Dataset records
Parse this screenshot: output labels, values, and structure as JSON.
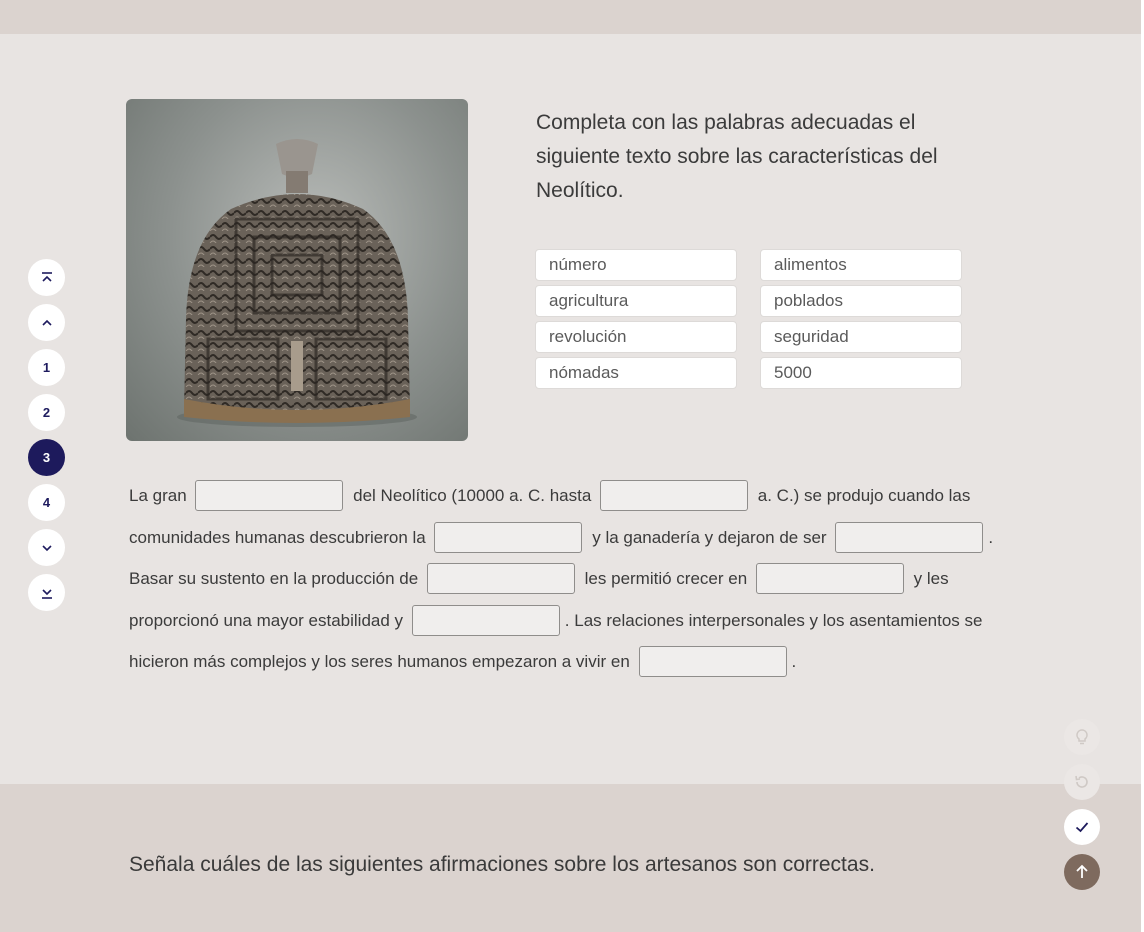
{
  "activity": {
    "instructions": "Completa con las palabras adecuadas el siguiente texto sobre las características del Neolítico.",
    "word_bank": [
      "número",
      "alimentos",
      "agricultura",
      "poblados",
      "revolución",
      "seguridad",
      "nómadas",
      "5000"
    ],
    "text": {
      "s1": "La gran",
      "s2": "del Neolítico (10000 a. C. hasta",
      "s3": "a. C.) se produjo cuando las comunidades humanas descubrieron la",
      "s4": "y la ganadería y dejaron de ser",
      "s5": ". Basar su sustento en la producción de",
      "s6": "les permitió crecer en",
      "s7": "y les proporcionó una mayor estabilidad y",
      "s8": ". Las relaciones interpersonales y los asentamientos se hicieron más complejos y los seres humanos empezaron a vivir en",
      "s9": "."
    }
  },
  "nav": {
    "pages": [
      "1",
      "2",
      "3",
      "4"
    ],
    "current_page": "3",
    "icons": [
      "chevron-double-up-icon",
      "chevron-up-icon",
      "chevron-down-icon",
      "chevron-double-down-icon"
    ]
  },
  "actions": {
    "icons": [
      "lightbulb-icon",
      "reset-icon",
      "check-icon",
      "arrow-up-icon"
    ]
  },
  "next_activity": {
    "instructions": "Señala cuáles de las siguientes afirmaciones sobre los artesanos son correctas."
  },
  "colors": {
    "accent": "#1d1a5c",
    "brown": "#7e6a5e",
    "card_bg": "#e8e4e2",
    "page_bg": "#dbd3cf"
  }
}
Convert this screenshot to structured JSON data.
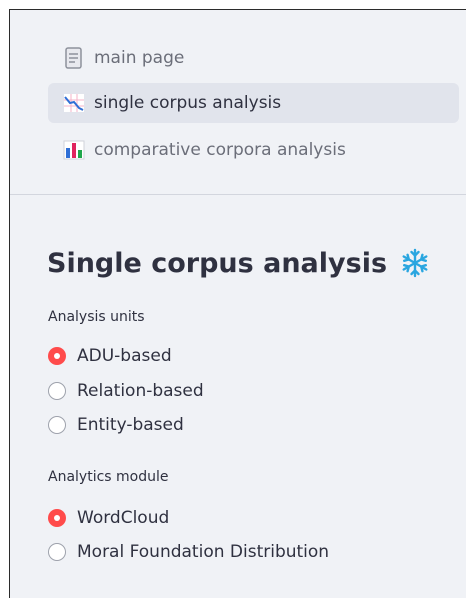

- What to produce
Gather up the lines that contain the word "Neolítico".

- Final result
    "instructions": "Completa con las palabras adecuadas el siguiente texto sobre las características del Neolítico.",
      "s2": "del Neolítico (10000 a. C. hasta",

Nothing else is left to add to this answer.